> BRIEF: Copy out each line of the material below with no changes.
— START WORKING DATA —
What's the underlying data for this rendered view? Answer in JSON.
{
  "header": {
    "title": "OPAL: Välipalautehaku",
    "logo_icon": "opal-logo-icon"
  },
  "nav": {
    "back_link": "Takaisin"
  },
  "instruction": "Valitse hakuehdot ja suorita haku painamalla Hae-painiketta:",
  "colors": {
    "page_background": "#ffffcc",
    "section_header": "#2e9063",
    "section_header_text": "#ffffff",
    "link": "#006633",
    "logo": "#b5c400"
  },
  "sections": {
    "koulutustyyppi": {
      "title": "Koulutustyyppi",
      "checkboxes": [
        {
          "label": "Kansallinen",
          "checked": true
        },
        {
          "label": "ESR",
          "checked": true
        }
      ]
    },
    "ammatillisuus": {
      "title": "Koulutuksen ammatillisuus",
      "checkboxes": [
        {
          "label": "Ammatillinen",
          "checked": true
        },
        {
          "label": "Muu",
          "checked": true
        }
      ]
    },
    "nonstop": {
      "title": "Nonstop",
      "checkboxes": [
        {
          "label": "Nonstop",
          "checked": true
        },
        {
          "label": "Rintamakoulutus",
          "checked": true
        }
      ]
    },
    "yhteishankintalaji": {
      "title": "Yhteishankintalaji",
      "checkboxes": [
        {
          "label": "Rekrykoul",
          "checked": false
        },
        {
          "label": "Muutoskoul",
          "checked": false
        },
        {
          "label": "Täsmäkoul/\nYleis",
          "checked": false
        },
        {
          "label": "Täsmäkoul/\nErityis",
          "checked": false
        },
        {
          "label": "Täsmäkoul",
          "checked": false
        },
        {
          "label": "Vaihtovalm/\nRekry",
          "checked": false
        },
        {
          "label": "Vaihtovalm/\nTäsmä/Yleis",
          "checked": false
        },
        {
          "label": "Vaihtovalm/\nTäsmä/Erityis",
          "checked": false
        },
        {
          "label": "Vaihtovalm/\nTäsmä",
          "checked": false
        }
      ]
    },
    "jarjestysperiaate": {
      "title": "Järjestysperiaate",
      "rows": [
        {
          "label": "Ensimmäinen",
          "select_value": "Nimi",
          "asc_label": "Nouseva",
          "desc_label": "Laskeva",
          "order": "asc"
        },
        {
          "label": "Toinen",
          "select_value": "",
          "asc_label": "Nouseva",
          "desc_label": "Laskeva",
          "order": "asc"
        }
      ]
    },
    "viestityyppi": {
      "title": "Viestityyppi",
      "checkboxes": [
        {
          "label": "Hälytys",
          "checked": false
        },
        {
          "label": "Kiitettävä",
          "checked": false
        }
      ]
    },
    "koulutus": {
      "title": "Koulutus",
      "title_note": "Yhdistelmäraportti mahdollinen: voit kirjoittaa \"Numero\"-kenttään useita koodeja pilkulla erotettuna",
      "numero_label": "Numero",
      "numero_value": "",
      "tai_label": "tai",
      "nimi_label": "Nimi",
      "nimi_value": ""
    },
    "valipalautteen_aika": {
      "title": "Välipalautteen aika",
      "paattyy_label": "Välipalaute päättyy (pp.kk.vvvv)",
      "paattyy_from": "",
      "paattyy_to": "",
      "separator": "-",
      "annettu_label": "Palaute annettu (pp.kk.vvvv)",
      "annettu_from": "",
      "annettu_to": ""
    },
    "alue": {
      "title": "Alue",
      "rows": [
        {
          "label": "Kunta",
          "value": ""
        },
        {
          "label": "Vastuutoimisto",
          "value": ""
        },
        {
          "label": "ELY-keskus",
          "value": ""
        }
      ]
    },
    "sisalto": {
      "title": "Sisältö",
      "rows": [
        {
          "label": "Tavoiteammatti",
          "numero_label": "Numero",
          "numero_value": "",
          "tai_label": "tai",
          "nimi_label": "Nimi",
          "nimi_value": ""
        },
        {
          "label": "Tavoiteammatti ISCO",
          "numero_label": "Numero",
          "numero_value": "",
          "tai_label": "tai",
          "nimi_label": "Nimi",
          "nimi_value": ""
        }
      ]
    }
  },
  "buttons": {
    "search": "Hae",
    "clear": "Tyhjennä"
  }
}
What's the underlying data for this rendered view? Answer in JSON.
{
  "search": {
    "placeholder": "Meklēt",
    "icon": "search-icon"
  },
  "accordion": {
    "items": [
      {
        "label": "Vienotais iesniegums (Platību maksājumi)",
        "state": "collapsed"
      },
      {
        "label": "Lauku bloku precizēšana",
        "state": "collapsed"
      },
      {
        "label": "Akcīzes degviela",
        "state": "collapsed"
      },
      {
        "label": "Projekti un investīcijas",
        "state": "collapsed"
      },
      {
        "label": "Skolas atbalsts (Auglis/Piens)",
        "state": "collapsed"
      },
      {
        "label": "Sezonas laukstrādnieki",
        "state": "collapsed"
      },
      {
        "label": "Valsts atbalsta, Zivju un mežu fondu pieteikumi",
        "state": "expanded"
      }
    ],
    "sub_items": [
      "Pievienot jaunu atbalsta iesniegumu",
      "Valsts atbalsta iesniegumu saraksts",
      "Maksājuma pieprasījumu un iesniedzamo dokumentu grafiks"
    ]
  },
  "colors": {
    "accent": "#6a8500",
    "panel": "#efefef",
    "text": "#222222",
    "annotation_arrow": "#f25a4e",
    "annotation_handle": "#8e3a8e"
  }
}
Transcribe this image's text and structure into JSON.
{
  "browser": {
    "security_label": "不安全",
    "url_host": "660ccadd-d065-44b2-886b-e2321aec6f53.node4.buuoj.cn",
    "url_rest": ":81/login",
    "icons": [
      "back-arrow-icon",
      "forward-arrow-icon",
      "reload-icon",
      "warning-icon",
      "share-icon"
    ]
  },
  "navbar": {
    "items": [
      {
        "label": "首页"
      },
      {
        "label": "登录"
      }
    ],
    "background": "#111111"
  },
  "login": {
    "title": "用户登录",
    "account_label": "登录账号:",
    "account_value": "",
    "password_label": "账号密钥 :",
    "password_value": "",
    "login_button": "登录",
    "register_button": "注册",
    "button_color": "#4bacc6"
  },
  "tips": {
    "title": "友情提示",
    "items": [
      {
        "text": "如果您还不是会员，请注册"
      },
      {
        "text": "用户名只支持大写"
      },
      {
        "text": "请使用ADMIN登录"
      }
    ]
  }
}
— END WORKING DATA —
> FINISHED ANSWER:
What's the underlying data for this rendered view? Answer in JSON.
{
  "header": {
    "title": "OPAL: Välipalautehaku",
    "logo_icon": "opal-logo-icon"
  },
  "nav": {
    "back_link": "Takaisin"
  },
  "instruction": "Valitse hakuehdot ja suorita haku painamalla Hae-painiketta:",
  "colors": {
    "page_background": "#ffffcc",
    "section_header": "#2e9063",
    "section_header_text": "#ffffff",
    "link": "#006633",
    "logo": "#b5c400"
  },
  "sections": {
    "koulutustyyppi": {
      "title": "Koulutustyyppi",
      "checkboxes": [
        {
          "label": "Kansallinen",
          "checked": true
        },
        {
          "label": "ESR",
          "checked": true
        }
      ]
    },
    "ammatillisuus": {
      "title": "Koulutuksen ammatillisuus",
      "checkboxes": [
        {
          "label": "Ammatillinen",
          "checked": true
        },
        {
          "label": "Muu",
          "checked": true
        }
      ]
    },
    "nonstop": {
      "title": "Nonstop",
      "checkboxes": [
        {
          "label": "Nonstop",
          "checked": true
        },
        {
          "label": "Rintamakoulutus",
          "checked": true
        }
      ]
    },
    "yhteishankintalaji": {
      "title": "Yhteishankintalaji",
      "checkboxes": [
        {
          "label": "Rekrykoul",
          "checked": false
        },
        {
          "label": "Muutoskoul",
          "checked": false
        },
        {
          "label": "Täsmäkoul/\nYleis",
          "checked": false
        },
        {
          "label": "Täsmäkoul/\nErityis",
          "checked": false
        },
        {
          "label": "Täsmäkoul",
          "checked": false
        },
        {
          "label": "Vaihtovalm/\nRekry",
          "checked": false
        },
        {
          "label": "Vaihtovalm/\nTäsmä/Yleis",
          "checked": false
        },
        {
          "label": "Vaihtovalm/\nTäsmä/Erityis",
          "checked": false
        },
        {
          "label": "Vaihtovalm/\nTäsmä",
          "checked": false
        }
      ]
    },
    "jarjestysperiaate": {
      "title": "Järjestysperiaate",
      "rows": [
        {
          "label": "Ensimmäinen",
          "select_value": "Nimi",
          "asc_label": "Nouseva",
          "desc_label": "Laskeva",
          "order": "asc"
        },
        {
          "label": "Toinen",
          "select_value": "",
          "asc_label": "Nouseva",
          "desc_label": "Laskeva",
          "order": "asc"
        }
      ]
    },
    "viestityyppi": {
      "title": "Viestityyppi",
      "checkboxes": [
        {
          "label": "Hälytys",
          "checked": false
        },
        {
          "label": "Kiitettävä",
          "checked": false
        }
      ]
    },
    "koulutus": {
      "title": "Koulutus",
      "title_note": "Yhdistelmäraportti mahdollinen: voit kirjoittaa \"Numero\"-kenttään useita koodeja pilkulla erotettuna",
      "numero_label": "Numero",
      "numero_value": "",
      "tai_label": "tai",
      "nimi_label": "Nimi",
      "nimi_value": ""
    },
    "valipalautteen_aika": {
      "title": "Välipalautteen aika",
      "paattyy_label": "Välipalaute päättyy (pp.kk.vvvv)",
      "paattyy_from": "",
      "paattyy_to": "",
      "separator": "-",
      "annettu_label": "Palaute annettu (pp.kk.vvvv)",
      "annettu_from": "",
      "annettu_to": ""
    },
    "alue": {
      "title": "Alue",
      "rows": [
        {
          "label": "Kunta",
          "value": ""
        },
        {
          "label": "Vastuutoimisto",
          "value": ""
        },
        {
          "label": "ELY-keskus",
          "value": ""
        }
      ]
    },
    "sisalto": {
      "title": "Sisältö",
      "rows": [
        {
          "label": "Tavoiteammatti",
          "numero_label": "Numero",
          "numero_value": "",
          "tai_label": "tai",
          "nimi_label": "Nimi",
          "nimi_value": ""
        },
        {
          "label": "Tavoiteammatti ISCO",
          "numero_label": "Numero",
          "numero_value": "",
          "tai_label": "tai",
          "nimi_label": "Nimi",
          "nimi_value": ""
        }
      ]
    }
  },
  "buttons": {
    "search": "Hae",
    "clear": "Tyhjennä"
  }
}
What's the underlying data for this rendered view? Answer in JSON.
{
  "search": {
    "placeholder": "Meklēt",
    "icon": "search-icon"
  },
  "accordion": {
    "items": [
      {
        "label": "Vienotais iesniegums (Platību maksājumi)",
        "state": "collapsed"
      },
      {
        "label": "Lauku bloku precizēšana",
        "state": "collapsed"
      },
      {
        "label": "Akcīzes degviela",
        "state": "collapsed"
      },
      {
        "label": "Projekti un investīcijas",
        "state": "collapsed"
      },
      {
        "label": "Skolas atbalsts (Auglis/Piens)",
        "state": "collapsed"
      },
      {
        "label": "Sezonas laukstrādnieki",
        "state": "collapsed"
      },
      {
        "label": "Valsts atbalsta, Zivju un mežu fondu pieteikumi",
        "state": "expanded"
      }
    ],
    "sub_items": [
      "Pievienot jaunu atbalsta iesniegumu",
      "Valsts atbalsta iesniegumu saraksts",
      "Maksājuma pieprasījumu un iesniedzamo dokumentu grafiks"
    ]
  },
  "colors": {
    "accent": "#6a8500",
    "panel": "#efefef",
    "text": "#222222",
    "annotation_arrow": "#f25a4e",
    "annotation_handle": "#8e3a8e"
  }
}
Transcribe this image's text and structure into JSON.
{
  "browser": {
    "security_label": "不安全",
    "url_host": "660ccadd-d065-44b2-886b-e2321aec6f53.node4.buuoj.cn",
    "url_rest": ":81/login",
    "icons": [
      "back-arrow-icon",
      "forward-arrow-icon",
      "reload-icon",
      "warning-icon",
      "share-icon"
    ]
  },
  "navbar": {
    "items": [
      {
        "label": "首页"
      },
      {
        "label": "登录"
      }
    ],
    "background": "#111111"
  },
  "login": {
    "title": "用户登录",
    "account_label": "登录账号:",
    "account_value": "",
    "password_label": "账号密钥 :",
    "password_value": "",
    "login_button": "登录",
    "register_button": "注册",
    "button_color": "#4bacc6"
  },
  "tips": {
    "title": "友情提示",
    "items": [
      {
        "text": "如果您还不是会员，请注册"
      },
      {
        "text": "用户名只支持大写"
      },
      {
        "text": "请使用ADMIN登录"
      }
    ]
  }
}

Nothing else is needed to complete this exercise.